* **PROVIDED RECORDS**
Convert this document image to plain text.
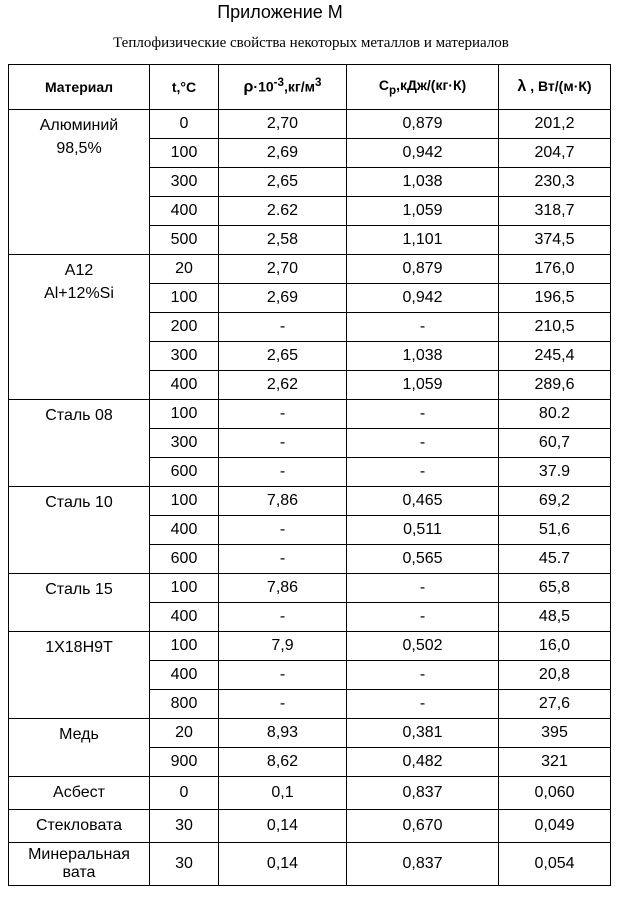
Приложение М
Теплофизические свойства некоторых металлов и материалов
Материал	t,°C	$\rho\cdot 10^{-3},кг/м^3$	$C_p,кДж/(кг\cdot К)$	λ , Вт/(м·К)

Алюминий
98,5%	0	2,70	0,879	201,2
	100	2,69	0,942	204,7
	300	2,65	1,038	230,3
	400	2.62	1,059	318,7
	500	2,58	1,101	374,5

А12
Al+12%Si	20	2,70	0,879	176,0
	100	2,69	0,942	196,5
	200	-	-	210,5
	300	2,65	1,038	245,4
	400	2,62	1,059	289,6

Сталь 08	100	-	-	80.2
	300	-	-	60,7
	600	-	-	37.9

Сталь 10	100	7,86	0,465	69,2
	400	-	0,511	51,6
	600	-	0,565	45.7

Сталь 15	100	7,86	-	65,8
	400	-	-	48,5

1Х18Н9Т	100	7,9	0,502	16,0
	400	-	-	20,8
	800	-	-	27,6

Медь	20	8,93	0,381	395
	900	8,62	0,482	321

Асбест	0	0,1	0,837	0,060

Стекловата	30	0,14	0,670	0,049

Минеральная
вата	30	0,14	0,837	0,054
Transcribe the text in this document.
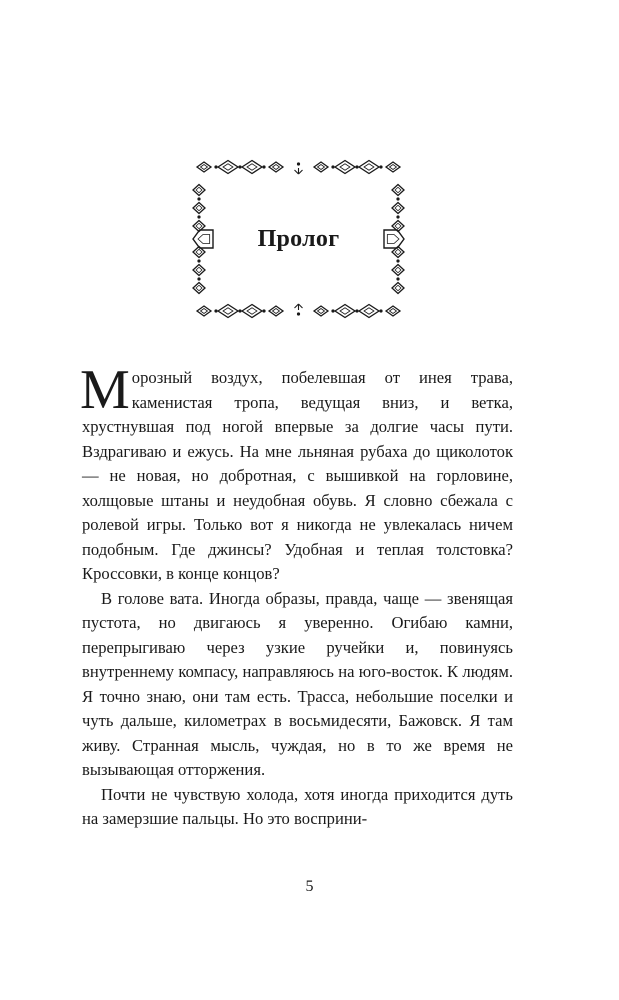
Пролог

Морозный воздух, побелевшая от инея трава, каменистая тропа, ведущая вниз, и ветка, хрустнувшая под ногой впервые за долгие часы пути. Вздрагиваю и ежусь. На мне льняная рубаха до щиколоток — не новая, но добротная, с вышивкой на горловине, холщовые штаны и неудобная обувь. Я словно сбежала с ролевой игры. Только вот я никогда не увлекалась ничем подобным. Где джинсы? Удобная и теплая толстовка? Кроссовки, в конце концов?

В голове вата. Иногда образы, правда, чаще — звенящая пустота, но двигаюсь я уверенно. Огибаю камни, перепрыгиваю через узкие ручейки и, повинуясь внутреннему компасу, направляюсь на юго-восток. К людям. Я точно знаю, они там есть. Трасса, небольшие поселки и чуть дальше, километрах в восьмидесяти, Бажовск. Я там живу. Странная мысль, чуждая, но в то же время не вызывающая отторжения.

Почти не чувствую холода, хотя иногда приходится дуть на замерзшие пальцы. Но это восприни-

5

* **CHALLENGE**
Within the entries above, how many lines contain "this"? Respond with the number only.

* **FINISHED ANSWER**
2